「台風銀座」からお送りする台風対策
台風17号が発生しましたね。現在、私が住む、奄美群島・加計呂麻島も結構な風と雨です。
そして、台風15号で被災された皆さまにお見舞い申し上げます。
現在も停電の中、お辛い状況にいらっしゃる方もいるとか。
どうか早い復旧を、加計呂麻島よりお祈りいたします。
さて、気候変動もあり、最近、どの地域でも他人事ではない台風被害。
「台風銀座」と呼ばれる、奄美群島の加計呂麻島に東京から移住して7年の私。
自分への備忘録も兼ねて、台風対策をまとめたいと思います。
ちなみに私が住んでいる加計呂麻島は、鹿児島県・奄美大島より船で20分の「離島の中の離島」。
奄美大島には主要な物資が鹿児島より届くのですが、9/19より鹿児島からの船は止まっています。
そして、同じく9/19より、奄美大島から加計呂麻島に行く町営のフェリーも欠航中。
海上タクシーという漁船は昨日までは動いていたようですが、宅配便は町営のフェリーで届くので、福岡の友人が送ってくれたもつ鍋セットが届かなくて切ないです。
あと、私が住んでいる家は、築50年過ぎの奄美ではよく見られる高床式の古い家。白アリにも結構やられていて、屋根はトタン。雨漏りや雨戸のはがれはご近所の方に頼んで修復してもらい、昨年、奄美に甚大な被害をもたらした台風24号では屋根が少しはがれかけたぐらいで、何とか持ちました。
昨年、はがれかけた我が家の屋根。幸い、ご近所の方がすぐに修理してくれました。屋根が飛ばなくてよかった……。
あと、台風が来たら、基本、停電するのが当たり前の場所です。
それを踏まえて、ご覧くださいませ!
1.外にあるもの、全部片付ける
物干し竿は家の中か、倒して家の軒下へ。
ホースや掃除用具などで外に置いているものもすべて中へ。
自分の家の窓が危ないのはもちろん、どこかに飛んでいくのも危険なので早めにしまっておきましょう。
踏みつぶされたガム並に完全に道路にぴったり張り付いている標識。このレベルで風が吹きます。
洗濯機が外にあるおうちは、飛ばないように洗濯層内に水を貯めて、蓋をガムテープで封印(これもふたが飛ばされないため。その前に洗濯は出来る限り済ませておきましょう)。
エアコンの室外機にもカバーを付けた方がいいらしいですが、私のうちは今年、エアコンが来たばかりなので現在カバーがない……。ので、近々購入しておこうと思います。

- **作業内容**
上の台風対策の文章を、最後の一文のあとから書き進めること。

- **データ**
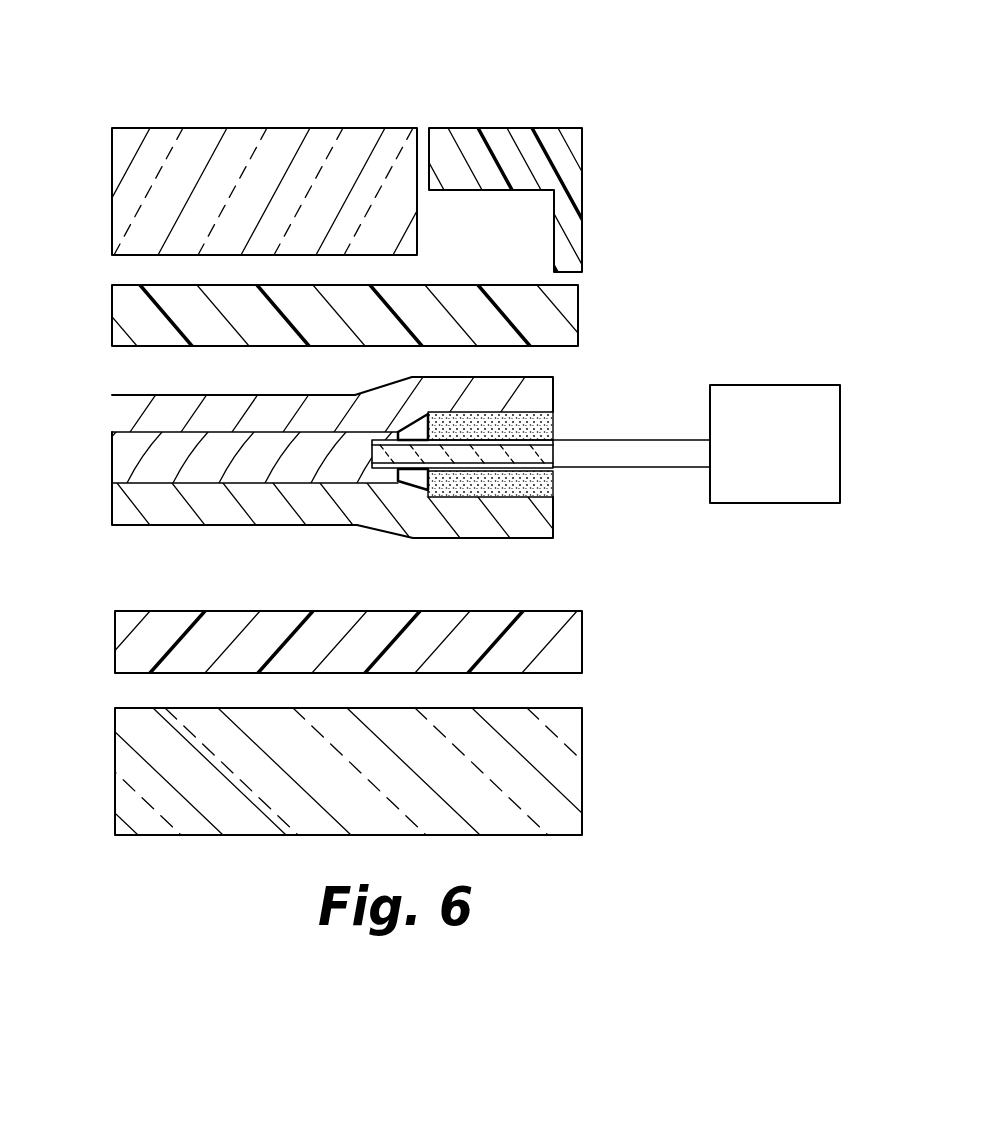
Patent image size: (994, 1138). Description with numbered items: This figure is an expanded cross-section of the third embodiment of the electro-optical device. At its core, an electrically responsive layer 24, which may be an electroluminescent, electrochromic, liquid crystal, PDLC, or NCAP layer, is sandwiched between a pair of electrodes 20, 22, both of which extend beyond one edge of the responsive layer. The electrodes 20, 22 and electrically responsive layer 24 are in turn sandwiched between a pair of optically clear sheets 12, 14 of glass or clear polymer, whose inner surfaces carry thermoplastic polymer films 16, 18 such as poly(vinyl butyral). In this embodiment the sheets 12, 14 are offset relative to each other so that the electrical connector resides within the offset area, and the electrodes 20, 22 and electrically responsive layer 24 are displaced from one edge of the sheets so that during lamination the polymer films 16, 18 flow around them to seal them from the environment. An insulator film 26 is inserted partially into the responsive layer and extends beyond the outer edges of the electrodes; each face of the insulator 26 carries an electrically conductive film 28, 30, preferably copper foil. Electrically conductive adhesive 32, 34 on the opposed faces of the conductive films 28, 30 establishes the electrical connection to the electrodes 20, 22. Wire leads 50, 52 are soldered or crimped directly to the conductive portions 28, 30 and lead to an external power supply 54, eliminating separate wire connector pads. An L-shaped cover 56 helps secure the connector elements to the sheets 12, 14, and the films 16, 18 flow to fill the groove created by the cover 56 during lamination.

The optically clear sheet 12 is at (286, 134).
The optically clear sheet 14 is at (572, 750).
The polymer film 16 is at (123, 295).
The polymer film 18 is at (572, 632).
The electrode 20 is at (123, 410).
The electrode 22 is at (123, 508).
The electrically responsive layer 24 is at (122, 448).
The insulator film 26 is at (560, 453).
The electrically conductive film 28 is at (410, 432).
The electrically conductive film 30 is at (417, 478).
The electrically conductive adhesive 32 is at (557, 422).
The electrically conductive adhesive 34 is at (558, 488).
The wire lead 50 is at (660, 440).
The wire lead 52 is at (672, 470).
The power supply 54 is at (800, 400).
The L-shaped cover 56 is at (520, 132).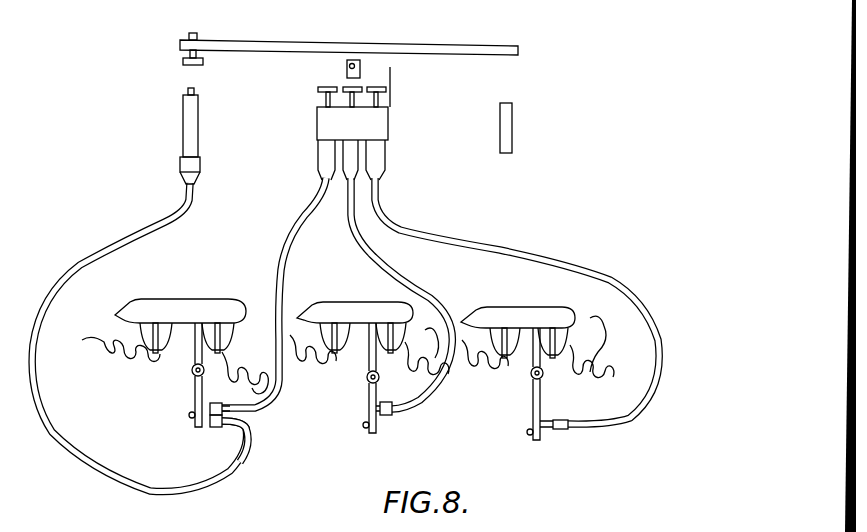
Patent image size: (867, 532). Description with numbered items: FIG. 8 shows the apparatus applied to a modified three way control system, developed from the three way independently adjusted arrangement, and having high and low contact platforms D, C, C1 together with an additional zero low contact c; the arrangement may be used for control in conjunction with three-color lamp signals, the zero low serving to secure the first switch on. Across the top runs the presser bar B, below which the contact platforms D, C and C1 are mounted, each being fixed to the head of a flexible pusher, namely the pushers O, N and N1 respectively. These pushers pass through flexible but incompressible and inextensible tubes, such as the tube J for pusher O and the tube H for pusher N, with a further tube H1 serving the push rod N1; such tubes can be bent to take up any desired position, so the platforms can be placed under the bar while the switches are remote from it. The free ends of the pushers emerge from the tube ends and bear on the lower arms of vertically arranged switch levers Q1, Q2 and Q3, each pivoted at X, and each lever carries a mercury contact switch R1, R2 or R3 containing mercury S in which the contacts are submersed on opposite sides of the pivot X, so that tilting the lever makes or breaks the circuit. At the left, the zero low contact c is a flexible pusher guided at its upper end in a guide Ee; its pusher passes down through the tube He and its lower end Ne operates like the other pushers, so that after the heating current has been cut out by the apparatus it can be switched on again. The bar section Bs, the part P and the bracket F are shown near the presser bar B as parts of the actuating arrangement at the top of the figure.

The presser bar B is at (432, 46).
The pin P is at (356, 60).
The contact platform C is at (362, 86).
The bracket F is at (346, 72).
The contact platform C1 is at (329, 88).
The contact platform D is at (386, 81).
The bar section Bs is at (513, 121).
The flexible pusher c is at (196, 93).
The guide Ee is at (199, 143).
The hose He is at (107, 256).
The hose end Ne is at (206, 428).
The hose H1 is at (295, 256).
The flexible tube H is at (424, 273).
The flexible tube J is at (531, 261).
The teat cup cluster R3 is at (182, 308).
The teat cup cluster R2 is at (337, 308).
The teat cup cluster R1 is at (509, 310).
The pivot X is at (192, 372).
The flexible push rod N1 is at (194, 406).
The coupling Q3 is at (257, 410).
The switch lever Q2 is at (369, 412).
The flexible pusher N is at (383, 418).
The switch lever Q1 is at (541, 396).
The flexible pusher O is at (547, 431).
The mercury S is at (189, 418).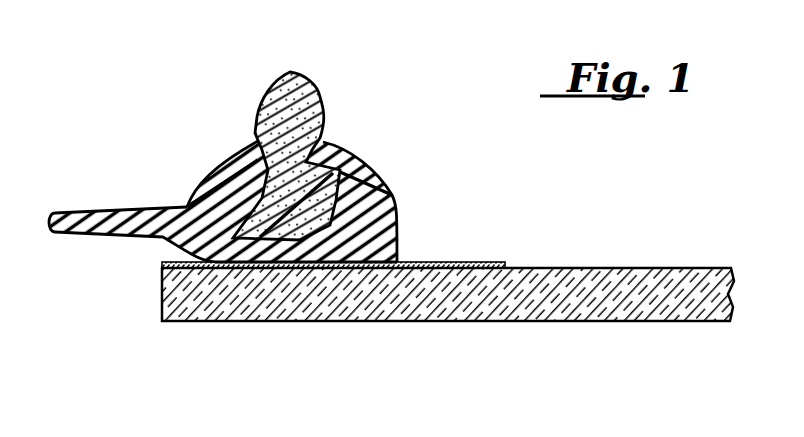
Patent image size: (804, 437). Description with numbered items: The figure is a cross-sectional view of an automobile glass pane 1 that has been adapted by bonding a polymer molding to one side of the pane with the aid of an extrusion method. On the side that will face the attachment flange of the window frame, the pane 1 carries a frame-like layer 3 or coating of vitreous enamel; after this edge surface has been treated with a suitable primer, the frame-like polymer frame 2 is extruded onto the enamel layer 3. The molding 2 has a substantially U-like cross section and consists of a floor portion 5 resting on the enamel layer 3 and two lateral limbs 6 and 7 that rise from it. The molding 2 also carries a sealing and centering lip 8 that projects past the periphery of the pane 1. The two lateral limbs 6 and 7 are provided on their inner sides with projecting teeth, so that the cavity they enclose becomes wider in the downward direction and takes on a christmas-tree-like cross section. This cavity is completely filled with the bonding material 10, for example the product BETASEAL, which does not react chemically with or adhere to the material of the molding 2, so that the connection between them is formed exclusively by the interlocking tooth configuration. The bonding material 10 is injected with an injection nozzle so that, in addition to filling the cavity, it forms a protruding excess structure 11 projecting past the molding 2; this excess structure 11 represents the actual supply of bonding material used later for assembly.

The automobile glass pane 1 is at (655, 268).
The polymer frame 2 is at (377, 162).
The frame-like layer of vitreous enamel 3 is at (478, 262).
The floor portion 5 is at (307, 257).
The lateral limb 6 is at (212, 187).
The lateral limb 7 is at (377, 207).
The sealing and centering lip 8 is at (92, 222).
The bonding material 10 is at (320, 75).
The protruding excess structure 11 is at (280, 118).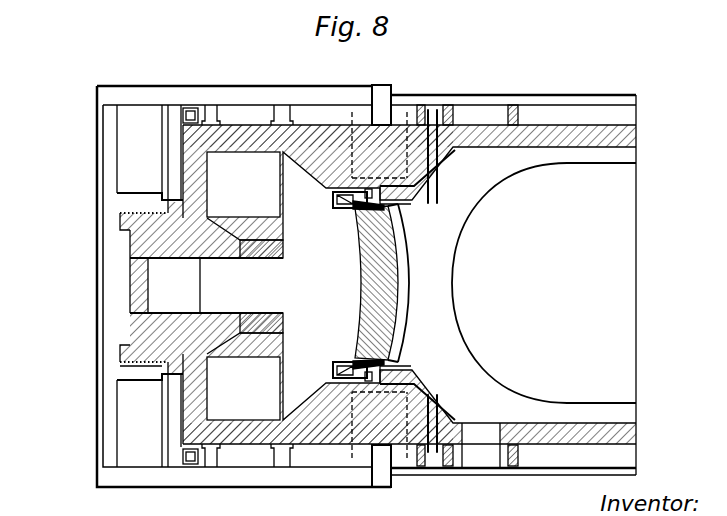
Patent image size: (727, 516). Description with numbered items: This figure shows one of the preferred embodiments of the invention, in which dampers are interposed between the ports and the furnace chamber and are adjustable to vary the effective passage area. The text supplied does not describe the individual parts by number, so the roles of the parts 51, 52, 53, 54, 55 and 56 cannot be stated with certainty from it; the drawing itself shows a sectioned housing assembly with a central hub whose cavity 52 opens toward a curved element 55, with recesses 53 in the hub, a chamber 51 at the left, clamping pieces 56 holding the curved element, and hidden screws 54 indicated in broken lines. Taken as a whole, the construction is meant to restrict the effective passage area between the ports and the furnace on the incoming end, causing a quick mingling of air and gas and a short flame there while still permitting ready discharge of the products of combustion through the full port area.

- **出力結果**
2.水を貯める
移住してきてすぐの頃、5日間ほど断水したことがありました。
あと、台風前って私が住んでいる場所では水が濁るんですよ。
なので、早めに浴槽、鍋、ペットボトルに水を貯めます。
使わなかったら洗濯などに回せばいいので、備えあれば憂いなしの気持ちで多めに。
3.PC、タブレット、モバイルバッテリー、ランタン、充電式電池などありとあらゆるものを充電
現在うちにあるのは、WindowsのノートPC、ipad mini、モバイルバッテリー2つ、手回し充電もできるランタン1、緊急灯にもなるランタン1、電池式ヘッドライト1。とにかくすべてを充電しておきます。
停電が長期化した時に役立つのがヘッドライト。
夜間、全く灯がないところで動くのは、予想以上に怖いもの。日が暮れたあとは室内も真っ暗なので、夜にキッチンからちょっとした飲み物をとりたい、とかいう時に、ヘッドライトは大活躍です。両手が空くヘッドライトは一個は持っていたほうがいいですよ。
ちなみにランタンでおすすめはこちら!小型、軽量、防水・防塵、SOSも発せられる、モバイルバッテリーとしても使用可能、卓上でも吊るしてもOK、見た目がかわいい(そういうのも重要)。
4人用のテーブルならこれ一個で大丈夫な感じです。色違いもあるのでもう一個買おうかな、と思ってるぐらいです。
4.洗濯と入浴を済ませる
うちはお風呂が外にあるので、台風時には入浴ができません。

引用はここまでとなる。